▶ **Bloco de texto**:
O impacto quase insuportável do Livro de Jó reside não tanto na narrativa (o Diabo aparece no livro como um parceiro de conversa de Deus e os dois decidem se engajar em um experimento um tanto quanto cruel para testar a fé de Jó), mas no seu resultado final. É preciso localizar exatamente a grandeza de Jó: ao contrário da noção usual que se tem dele, Jó não é um paciente sofredor que aguenta as provações extremas com fé firme em Deus. Na verdade, ele reclama constantemente, rejeitando sua fé (como Édipo em Colono, que normalmente também é mal definido como uma vítima paciente e resignada ao seu futuro).
Quando, depois que seus meios de subsistência são destruídos, três teólogos amigos visitam Jó e conversam com ele, a linha de argumento deles é o típico sofismo ideológico: se você sofre é porque, por definição, você deve ter feito algo de errado, já que Deus é justo… No entanto, sua argumentação não se limita a afirmar que Jó é de alguma forma culpado: o que está em jogo em um nível mais radical é o significado (ou a ausência de) do sofrimento dele. Como Édipo em Colono, Jó insiste na total falta de sentido do seu sofrimento: como o título 27 de Jó mostra: “Jó mantém sua integridade”. Como tal, o Livro de Jó proporciona talvez o primeiro exemplo da crítica da ideologia na história humana, desnudando as estratégias discursivas básicas de legitimação do sofrimento. A dignidade propriamente ética de Jó está na maneira como ele persistentemente rejeita a noção de que seu sofrimento pode ter algum significado, seja como punição por seu passado ou como teste de sua fé, contra os três teólogos que o bombardeiam com possíveis justificativas e significados. Surpreendentemente, Deus o defende no fim, alegando que toda palavra que Jó disse era verdade, enquanto toda palavra dita pelos teólogos era falsa.
E é por causa dessa asserção da falta de sentido do sofrimento de Jó que deveríamos insistir no paralelo entre Jesus e Jó, no sofrimento de Jó anunciando a Via-Crúcis. O sofrimento de Cristo também é sem sentido, não é um ato de troca lógica. A diferença, evidentemente, é que, no caso de Jesus, a distancia que separa o homem sofredor desesperado (Jó) de Deus é transposta para o próprio Deus, em sua divisão radical, ou melhor, em seu autoabandono. O que isso significa é que deveríamos arriscar uma leitura muito mais radical da frase “Pai, porque Me abandonaste?” do que se costuma fazer.
Já que estamos lidando aqui não com a distância entre homem e Deus, mas com a divisão no próprio Deus, a solução não pode ser que Deus (re)apareça em toda sua majestade, revelando a Cristo o significado mais profundo de seu sofrimento (que ele era o Inocente sacrificado para redimir a humanidade). O “Pai, porque Me abandonaste?” de Cristo não é uma reclamação feita ao onipotente Deus-Pai cujos trabalhos são indecifráveis para nós, meros mortais, mas, na verdade, uma reclamação ao impotente Deus. É como a criança que, depois de acreditar que ser pai é superpoderoso, com horror descobre que seu pai não pode ajuda-lo. (Para evocar um exemplo da história recente: no momento da crucificação, Deus-o-Pai está em uma posição similar ao pai bósnio, forçado a assistir o estupro de sua filha, e suportar o trauma de seu olhar de compaixão-repreensão: “Pai, porque Me abandonaste?”…) Resumindo, com esse “Pai, porque Me abandonaste?”, é Deus-o-Pai que efetivamente morre, revelando sua total impotência, e então ressurge dos mortos na aparência do Espírito Santo, a coletividade dos crentes.

▶ **Material fornecido**:
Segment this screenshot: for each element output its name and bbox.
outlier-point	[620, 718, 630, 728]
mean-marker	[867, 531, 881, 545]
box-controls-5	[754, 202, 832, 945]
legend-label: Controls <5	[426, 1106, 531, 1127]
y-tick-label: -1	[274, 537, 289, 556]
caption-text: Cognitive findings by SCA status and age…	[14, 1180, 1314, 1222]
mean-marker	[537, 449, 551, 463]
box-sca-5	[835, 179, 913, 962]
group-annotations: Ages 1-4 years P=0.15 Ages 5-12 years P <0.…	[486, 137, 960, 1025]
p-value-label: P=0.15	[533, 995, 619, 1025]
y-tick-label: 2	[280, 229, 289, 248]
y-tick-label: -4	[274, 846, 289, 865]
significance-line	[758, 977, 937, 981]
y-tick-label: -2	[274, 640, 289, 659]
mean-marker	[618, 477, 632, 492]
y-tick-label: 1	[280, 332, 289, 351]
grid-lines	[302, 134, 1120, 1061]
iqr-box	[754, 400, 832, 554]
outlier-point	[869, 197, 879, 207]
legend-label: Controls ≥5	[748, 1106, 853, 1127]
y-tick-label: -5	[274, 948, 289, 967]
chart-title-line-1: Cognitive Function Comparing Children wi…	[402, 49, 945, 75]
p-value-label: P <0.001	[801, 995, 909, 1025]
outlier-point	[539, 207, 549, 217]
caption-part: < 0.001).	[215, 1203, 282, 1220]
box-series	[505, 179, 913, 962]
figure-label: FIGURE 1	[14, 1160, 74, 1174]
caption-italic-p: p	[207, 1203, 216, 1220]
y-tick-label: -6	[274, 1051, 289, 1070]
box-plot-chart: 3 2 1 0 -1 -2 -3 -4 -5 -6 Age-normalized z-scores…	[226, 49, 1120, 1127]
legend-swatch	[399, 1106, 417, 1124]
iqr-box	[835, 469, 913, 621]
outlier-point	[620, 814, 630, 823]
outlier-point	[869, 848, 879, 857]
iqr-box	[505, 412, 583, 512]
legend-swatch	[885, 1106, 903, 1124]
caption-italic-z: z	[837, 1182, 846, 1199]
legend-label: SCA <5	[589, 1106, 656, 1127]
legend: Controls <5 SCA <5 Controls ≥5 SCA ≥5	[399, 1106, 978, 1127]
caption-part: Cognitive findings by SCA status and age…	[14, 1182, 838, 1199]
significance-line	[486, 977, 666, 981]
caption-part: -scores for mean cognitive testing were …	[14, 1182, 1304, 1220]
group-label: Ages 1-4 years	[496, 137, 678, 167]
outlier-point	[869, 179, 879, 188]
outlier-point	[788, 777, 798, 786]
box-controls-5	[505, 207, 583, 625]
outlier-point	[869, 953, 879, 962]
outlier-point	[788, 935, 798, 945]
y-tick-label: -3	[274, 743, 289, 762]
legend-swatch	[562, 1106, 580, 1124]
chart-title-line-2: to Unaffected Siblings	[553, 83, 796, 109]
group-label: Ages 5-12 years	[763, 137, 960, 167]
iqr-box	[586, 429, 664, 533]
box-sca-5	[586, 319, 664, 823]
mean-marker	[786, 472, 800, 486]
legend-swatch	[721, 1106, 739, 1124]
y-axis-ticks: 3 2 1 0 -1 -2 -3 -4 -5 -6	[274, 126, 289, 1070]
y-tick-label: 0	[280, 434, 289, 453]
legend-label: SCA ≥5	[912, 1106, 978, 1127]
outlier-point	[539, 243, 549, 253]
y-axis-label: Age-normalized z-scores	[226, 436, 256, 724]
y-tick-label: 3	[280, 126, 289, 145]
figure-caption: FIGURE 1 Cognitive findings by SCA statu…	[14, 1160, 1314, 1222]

▶ **O que fazer**:
1. Responda às perguntas sobre o texto do Livro de Jó:
(a) Com qual personagem o texto do Livro de Jó compara Jó, dizendo que ele também costuma ser mal definido como vítima paciente?
(b) O que Deus afirma no fim sobre as palavras de Jó e as dos teólogos?
(c) Segundo o último parágrafo, em que aparência Deus-o-Pai ressurge dos mortos?
2. Continue o texto do Livro de Jó a partir da última frase apresentada.

▶ **Respostas dos exercícios**:
1.
(a) Édipo em Colono.
(b) Deus afirma que toda palavra dita por Jó era verdade e que toda palavra dita pelos teólogos era falsa.
(c) Na aparência do Espírito Santo, a coletividade dos crentes.

2.
Porque Jó manteve seu silencio depois da vaidosa aparição de Deus? Esta ridícula exibição (a pomposa bateria de perguntas retóricas “Onde estavas tu quando…”: “Quem é este que escurece os meus desígnios com palavras sem conhecimento? / Cinge, pois, os lombos como homem, pois eu te perguntarei, e tu me farás saber. /Onde estavas tu, quando eu lançava os fundamentos da terra? Dize-mo, se tens entendimento.”) não é o próprio modo de aparição do seu oposto, ao que se pode responder com apenas: “OK, se você pode fazer tudo isso, porque me deixou sofrer de modo tão desnecessário, sem sentido?” As palavras poderosas de Deus não tornam seu silêncio sobre essa questão ainda mais palpável, não enfatizam a ausência de uma resposta? E se foi isso que Jó percebeu e que o manteve quieto: ele ficou em silêncio não porque foi esmagado pela presença avassaladora de Deus nem porque ele queria mostrar sua resistência contínua, mas porque, em um gesto de solidariedade muda, ele percebeu a impotência divina, já que Ele não respondia seu questionamento. Deus não é nem justo ou injusto, ele é simplesmente impotente. O que Jó de repente percebeu é que não era ele, mas Deus que deveria ser julgado pelas calamidades de Jó, e Ele falhou no teste miseravelmente. Ainda mais criticamente, deveríamos arriscar uma leitura anacrônica radical: Jó enxergou o futuro do sofrimento de Deus – “Hoje sou eu, amanha será seu filho e ninguém poderá intervir por ele. O que você vê em mim agora é a prefiguração de sua própria paixão!”
Então, se quisermos manter a experiência cristã viva, temos de resistir à tentação de purgar todas suas passagens “problemáticas”. Elas conferem o estofo que confere ao Cristianismo as insuportáveis tensões de um vida real.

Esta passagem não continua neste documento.